(WHAT NEEDS TO BE DONE): Copy all the material that follows, keeping every character the same.

[START]

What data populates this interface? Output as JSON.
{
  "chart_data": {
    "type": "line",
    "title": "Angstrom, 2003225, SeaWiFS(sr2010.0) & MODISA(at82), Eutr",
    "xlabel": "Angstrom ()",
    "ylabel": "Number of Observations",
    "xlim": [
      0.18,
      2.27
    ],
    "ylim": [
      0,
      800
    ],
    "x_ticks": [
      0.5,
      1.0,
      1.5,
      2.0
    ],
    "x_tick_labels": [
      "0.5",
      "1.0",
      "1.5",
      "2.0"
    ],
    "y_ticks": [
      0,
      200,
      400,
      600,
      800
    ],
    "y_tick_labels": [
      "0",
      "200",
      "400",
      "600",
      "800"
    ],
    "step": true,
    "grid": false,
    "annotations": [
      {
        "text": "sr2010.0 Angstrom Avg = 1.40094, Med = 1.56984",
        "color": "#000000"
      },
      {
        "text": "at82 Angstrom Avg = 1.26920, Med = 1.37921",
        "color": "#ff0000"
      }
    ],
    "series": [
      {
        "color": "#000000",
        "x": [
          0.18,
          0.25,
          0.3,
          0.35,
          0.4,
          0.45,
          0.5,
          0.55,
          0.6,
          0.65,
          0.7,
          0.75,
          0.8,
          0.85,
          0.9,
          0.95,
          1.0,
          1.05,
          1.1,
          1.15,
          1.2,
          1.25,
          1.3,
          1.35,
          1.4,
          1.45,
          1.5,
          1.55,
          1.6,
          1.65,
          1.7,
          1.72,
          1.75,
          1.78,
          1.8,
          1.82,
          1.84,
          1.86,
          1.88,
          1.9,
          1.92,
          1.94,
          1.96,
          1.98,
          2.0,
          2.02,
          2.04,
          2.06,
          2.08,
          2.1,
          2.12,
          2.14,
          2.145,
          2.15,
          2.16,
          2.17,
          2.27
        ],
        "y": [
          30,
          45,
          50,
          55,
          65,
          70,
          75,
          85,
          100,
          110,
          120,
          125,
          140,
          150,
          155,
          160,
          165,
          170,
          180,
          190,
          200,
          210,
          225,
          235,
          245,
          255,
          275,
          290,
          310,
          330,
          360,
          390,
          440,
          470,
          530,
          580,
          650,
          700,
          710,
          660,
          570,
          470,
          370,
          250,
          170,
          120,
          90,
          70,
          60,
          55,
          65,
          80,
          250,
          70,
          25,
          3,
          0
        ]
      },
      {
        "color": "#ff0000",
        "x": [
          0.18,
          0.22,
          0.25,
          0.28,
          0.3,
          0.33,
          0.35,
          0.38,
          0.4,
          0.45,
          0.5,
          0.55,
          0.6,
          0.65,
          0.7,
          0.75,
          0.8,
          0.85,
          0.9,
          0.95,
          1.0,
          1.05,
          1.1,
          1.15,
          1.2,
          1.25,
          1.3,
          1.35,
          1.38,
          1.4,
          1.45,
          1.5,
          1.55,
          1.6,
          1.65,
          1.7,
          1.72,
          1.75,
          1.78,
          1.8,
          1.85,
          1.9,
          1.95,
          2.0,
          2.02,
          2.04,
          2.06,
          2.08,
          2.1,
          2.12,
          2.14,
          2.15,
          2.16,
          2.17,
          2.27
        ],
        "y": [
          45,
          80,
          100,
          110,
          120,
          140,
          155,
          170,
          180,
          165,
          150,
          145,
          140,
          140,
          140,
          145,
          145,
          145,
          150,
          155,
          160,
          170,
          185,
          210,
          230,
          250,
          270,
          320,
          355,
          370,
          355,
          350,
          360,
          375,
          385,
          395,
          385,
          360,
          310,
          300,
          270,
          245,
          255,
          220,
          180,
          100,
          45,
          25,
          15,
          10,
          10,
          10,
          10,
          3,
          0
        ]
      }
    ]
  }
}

[END]

(IN RESPONSE):
What data populates this interface? Output as JSON.
{
  "chart_data": {
    "type": "line",
    "title": "Angstrom, 2003225, SeaWiFS(sr2010.0) & MODISA(at82), Eutr",
    "xlabel": "Angstrom ()",
    "ylabel": "Number of Observations",
    "xlim": [
      0.18,
      2.27
    ],
    "ylim": [
      0,
      800
    ],
    "x_ticks": [
      0.5,
      1.0,
      1.5,
      2.0
    ],
    "x_tick_labels": [
      "0.5",
      "1.0",
      "1.5",
      "2.0"
    ],
    "y_ticks": [
      0,
      200,
      400,
      600,
      800
    ],
    "y_tick_labels": [
      "0",
      "200",
      "400",
      "600",
      "800"
    ],
    "step": true,
    "grid": false,
    "annotations": [
      {
        "text": "sr2010.0 Angstrom Avg = 1.40094, Med = 1.56984",
        "color": "#000000"
      },
      {
        "text": "at82 Angstrom Avg = 1.26920, Med = 1.37921",
        "color": "#ff0000"
      }
    ],
    "series": [
      {
        "color": "#000000",
        "x": [
          0.18,
          0.25,
          0.3,
          0.35,
          0.4,
          0.45,
          0.5,
          0.55,
          0.6,
          0.65,
          0.7,
          0.75,
          0.8,
          0.85,
          0.9,
          0.95,
          1.0,
          1.05,
          1.1,
          1.15,
          1.2,
          1.25,
          1.3,
          1.35,
          1.4,
          1.45,
          1.5,
          1.55,
          1.6,
          1.65,
          1.7,
          1.72,
          1.75,
          1.78,
          1.8,
          1.82,
          1.84,
          1.86,
          1.88,
          1.9,
          1.92,
          1.94,
          1.96,
          1.98,
          2.0,
          2.02,
          2.04,
          2.06,
          2.08,
          2.1,
          2.12,
          2.14,
          2.145,
          2.15,
          2.16,
          2.17,
          2.27
        ],
        "y": [
          30,
          45,
          50,
          55,
          65,
          70,
          75,
          85,
          100,
          110,
          120,
          125,
          140,
          150,
          155,
          160,
          165,
          170,
          180,
          190,
          200,
          210,
          225,
          235,
          245,
          255,
          275,
          290,
          310,
          330,
          360,
          390,
          440,
          470,
          530,
          580,
          650,
          700,
          710,
          660,
          570,
          470,
          370,
          250,
          170,
          120,
          90,
          70,
          60,
          55,
          65,
          80,
          250,
          70,
          25,
          3,
          0
        ]
      },
      {
        "color": "#ff0000",
        "x": [
          0.18,
          0.22,
          0.25,
          0.28,
          0.3,
          0.33,
          0.35,
          0.38,
          0.4,
          0.45,
          0.5,
          0.55,
          0.6,
          0.65,
          0.7,
          0.75,
          0.8,
          0.85,
          0.9,
          0.95,
          1.0,
          1.05,
          1.1,
          1.15,
          1.2,
          1.25,
          1.3,
          1.35,
          1.38,
          1.4,
          1.45,
          1.5,
          1.55,
          1.6,
          1.65,
          1.7,
          1.72,
          1.75,
          1.78,
          1.8,
          1.85,
          1.9,
          1.95,
          2.0,
          2.02,
          2.04,
          2.06,
          2.08,
          2.1,
          2.12,
          2.14,
          2.15,
          2.16,
          2.17,
          2.27
        ],
        "y": [
          45,
          80,
          100,
          110,
          120,
          140,
          155,
          170,
          180,
          165,
          150,
          145,
          140,
          140,
          140,
          145,
          145,
          145,
          150,
          155,
          160,
          170,
          185,
          210,
          230,
          250,
          270,
          320,
          355,
          370,
          355,
          350,
          360,
          375,
          385,
          395,
          385,
          360,
          310,
          300,
          270,
          245,
          255,
          220,
          180,
          100,
          45,
          25,
          15,
          10,
          10,
          10,
          10,
          3,
          0
        ]
      }
    ]
  }
}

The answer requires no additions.